▶ Short exercise
Your task is to extract every entry that follows word for word while excluding the pictures.

▶ Record excerpts
┌──
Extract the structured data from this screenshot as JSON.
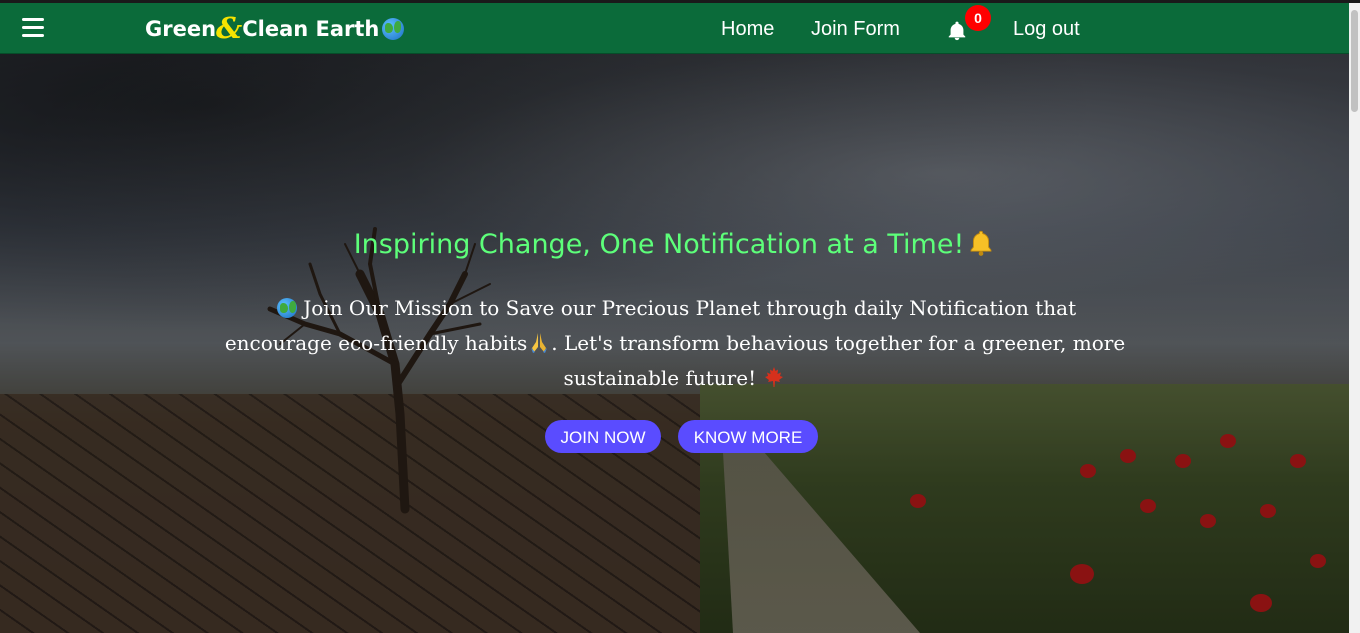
{
  "navbar": {
    "brand_part1": "Green",
    "brand_amp": "&",
    "brand_part2": "Clean Earth",
    "links": {
      "home": "Home",
      "join_form": "Join Form",
      "logout": "Log out"
    },
    "notification_count": "0",
    "color": "#0b6b3a"
  },
  "hero": {
    "headline": "Inspiring Change, One Notification at a Time!",
    "description_part1": " Join Our Mission to Save our Precious Planet through daily Notification that encourage eco-friendly habits",
    "description_part2": ". Let's transform behavious together for a greener, more sustainable future! ",
    "buttons": {
      "join": "JOIN NOW",
      "know_more": "KNOW MORE"
    },
    "headline_color": "#5dff7a",
    "button_color": "#5a4cff"
  },
  "icons": [
    "menu-icon",
    "globe-icon",
    "bell-icon",
    "prayer-hands-icon",
    "maple-leaf-icon"
  ]
}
└──
▶ Answer to the task
Extract the structured data from this screenshot as JSON.
{
  "navbar": {
    "brand_part1": "Green",
    "brand_amp": "&",
    "brand_part2": "Clean Earth",
    "links": {
      "home": "Home",
      "join_form": "Join Form",
      "logout": "Log out"
    },
    "notification_count": "0",
    "color": "#0b6b3a"
  },
  "hero": {
    "headline": "Inspiring Change, One Notification at a Time!",
    "description_part1": " Join Our Mission to Save our Precious Planet through daily Notification that encourage eco-friendly habits",
    "description_part2": ". Let's transform behavious together for a greener, more sustainable future! ",
    "buttons": {
      "join": "JOIN NOW",
      "know_more": "KNOW MORE"
    },
    "headline_color": "#5dff7a",
    "button_color": "#5a4cff"
  },
  "icons": [
    "menu-icon",
    "globe-icon",
    "bell-icon",
    "prayer-hands-icon",
    "maple-leaf-icon"
  ]
}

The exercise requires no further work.